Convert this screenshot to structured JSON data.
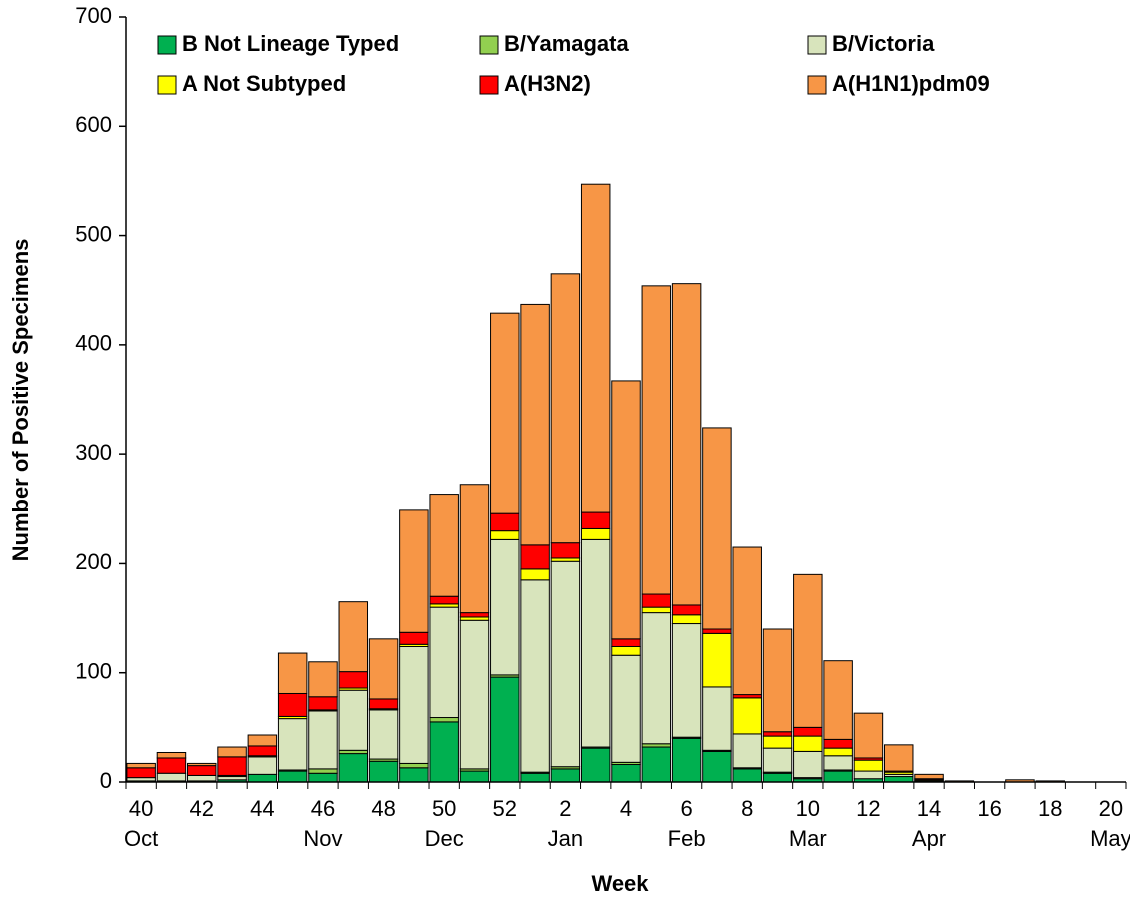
{
  "chart_data": {
    "type": "stacked-bar",
    "x_label": "Week",
    "y_label": "Number of Positive Specimens",
    "categories": [
      "40",
      null,
      "42",
      null,
      "44",
      null,
      "46",
      null,
      "48",
      null,
      "50",
      null,
      "52",
      null,
      "2",
      null,
      "4",
      null,
      "6",
      null,
      "8",
      null,
      "10",
      null,
      "12",
      null,
      "14",
      null,
      "16",
      null,
      "18",
      null,
      "20"
    ],
    "months": [
      "Oct",
      null,
      null,
      null,
      null,
      null,
      "Nov",
      null,
      null,
      null,
      "Dec",
      null,
      null,
      null,
      "Jan",
      null,
      null,
      null,
      "Feb",
      null,
      null,
      null,
      "Mar",
      null,
      null,
      null,
      "Apr",
      null,
      null,
      null,
      null,
      null,
      "May"
    ],
    "series": [
      {
        "name": "B Not Lineage Typed",
        "color": "#00b050",
        "values": [
          1,
          1,
          1,
          2,
          7,
          10,
          8,
          26,
          19,
          13,
          55,
          10,
          96,
          8,
          12,
          31,
          16,
          32,
          40,
          28,
          12,
          8,
          3,
          10,
          3,
          5,
          1,
          0,
          0,
          0,
          0,
          0,
          0
        ]
      },
      {
        "name": "B/Yamagata",
        "color": "#92d050",
        "values": [
          0,
          0,
          0,
          0,
          0,
          1,
          4,
          3,
          2,
          4,
          4,
          2,
          2,
          1,
          2,
          1,
          2,
          3,
          1,
          1,
          1,
          1,
          1,
          1,
          0,
          0,
          0,
          0,
          0,
          0,
          0,
          0,
          0
        ]
      },
      {
        "name": "B/Victoria",
        "color": "#d8e4bc",
        "values": [
          3,
          7,
          5,
          3,
          16,
          47,
          53,
          55,
          45,
          107,
          101,
          136,
          124,
          176,
          188,
          190,
          98,
          120,
          104,
          58,
          31,
          22,
          24,
          13,
          7,
          2,
          0,
          0,
          0,
          0,
          0,
          0,
          0
        ]
      },
      {
        "name": "A Not Subtyped",
        "color": "#ffff00",
        "values": [
          0,
          0,
          0,
          1,
          1,
          2,
          1,
          2,
          1,
          2,
          3,
          3,
          8,
          10,
          3,
          10,
          8,
          5,
          8,
          49,
          33,
          11,
          14,
          7,
          10,
          2,
          1,
          0,
          0,
          0,
          0,
          0,
          0
        ]
      },
      {
        "name": "A(H3N2)",
        "color": "#ff0000",
        "values": [
          9,
          14,
          9,
          17,
          9,
          21,
          12,
          15,
          9,
          11,
          7,
          4,
          16,
          22,
          14,
          15,
          7,
          12,
          9,
          4,
          3,
          4,
          8,
          8,
          2,
          1,
          1,
          0,
          0,
          0,
          0,
          0,
          0
        ]
      },
      {
        "name": "A(H1N1)pdm09",
        "color": "#f79646",
        "values": [
          4,
          5,
          2,
          9,
          10,
          37,
          32,
          64,
          55,
          112,
          93,
          117,
          183,
          220,
          246,
          300,
          236,
          282,
          294,
          184,
          135,
          94,
          140,
          72,
          41,
          24,
          4,
          1,
          0,
          2,
          1,
          0,
          0
        ]
      }
    ],
    "ylim": [
      0,
      700
    ],
    "yticks": [
      0,
      100,
      200,
      300,
      400,
      500,
      600,
      700
    ]
  }
}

■ What the exercise asks
Restate the whole listing above exactly, except for its images.

■ Output for this exercise
Convert this screenshot to structured JSON data.
{
  "chart_data": {
    "type": "stacked-bar",
    "x_label": "Week",
    "y_label": "Number of Positive Specimens",
    "categories": [
      "40",
      null,
      "42",
      null,
      "44",
      null,
      "46",
      null,
      "48",
      null,
      "50",
      null,
      "52",
      null,
      "2",
      null,
      "4",
      null,
      "6",
      null,
      "8",
      null,
      "10",
      null,
      "12",
      null,
      "14",
      null,
      "16",
      null,
      "18",
      null,
      "20"
    ],
    "months": [
      "Oct",
      null,
      null,
      null,
      null,
      null,
      "Nov",
      null,
      null,
      null,
      "Dec",
      null,
      null,
      null,
      "Jan",
      null,
      null,
      null,
      "Feb",
      null,
      null,
      null,
      "Mar",
      null,
      null,
      null,
      "Apr",
      null,
      null,
      null,
      null,
      null,
      "May"
    ],
    "series": [
      {
        "name": "B Not Lineage Typed",
        "color": "#00b050",
        "values": [
          1,
          1,
          1,
          2,
          7,
          10,
          8,
          26,
          19,
          13,
          55,
          10,
          96,
          8,
          12,
          31,
          16,
          32,
          40,
          28,
          12,
          8,
          3,
          10,
          3,
          5,
          1,
          0,
          0,
          0,
          0,
          0,
          0
        ]
      },
      {
        "name": "B/Yamagata",
        "color": "#92d050",
        "values": [
          0,
          0,
          0,
          0,
          0,
          1,
          4,
          3,
          2,
          4,
          4,
          2,
          2,
          1,
          2,
          1,
          2,
          3,
          1,
          1,
          1,
          1,
          1,
          1,
          0,
          0,
          0,
          0,
          0,
          0,
          0,
          0,
          0
        ]
      },
      {
        "name": "B/Victoria",
        "color": "#d8e4bc",
        "values": [
          3,
          7,
          5,
          3,
          16,
          47,
          53,
          55,
          45,
          107,
          101,
          136,
          124,
          176,
          188,
          190,
          98,
          120,
          104,
          58,
          31,
          22,
          24,
          13,
          7,
          2,
          0,
          0,
          0,
          0,
          0,
          0,
          0
        ]
      },
      {
        "name": "A Not Subtyped",
        "color": "#ffff00",
        "values": [
          0,
          0,
          0,
          1,
          1,
          2,
          1,
          2,
          1,
          2,
          3,
          3,
          8,
          10,
          3,
          10,
          8,
          5,
          8,
          49,
          33,
          11,
          14,
          7,
          10,
          2,
          1,
          0,
          0,
          0,
          0,
          0,
          0
        ]
      },
      {
        "name": "A(H3N2)",
        "color": "#ff0000",
        "values": [
          9,
          14,
          9,
          17,
          9,
          21,
          12,
          15,
          9,
          11,
          7,
          4,
          16,
          22,
          14,
          15,
          7,
          12,
          9,
          4,
          3,
          4,
          8,
          8,
          2,
          1,
          1,
          0,
          0,
          0,
          0,
          0,
          0
        ]
      },
      {
        "name": "A(H1N1)pdm09",
        "color": "#f79646",
        "values": [
          4,
          5,
          2,
          9,
          10,
          37,
          32,
          64,
          55,
          112,
          93,
          117,
          183,
          220,
          246,
          300,
          236,
          282,
          294,
          184,
          135,
          94,
          140,
          72,
          41,
          24,
          4,
          1,
          0,
          2,
          1,
          0,
          0
        ]
      }
    ],
    "ylim": [
      0,
      700
    ],
    "yticks": [
      0,
      100,
      200,
      300,
      400,
      500,
      600,
      700
    ]
  }
}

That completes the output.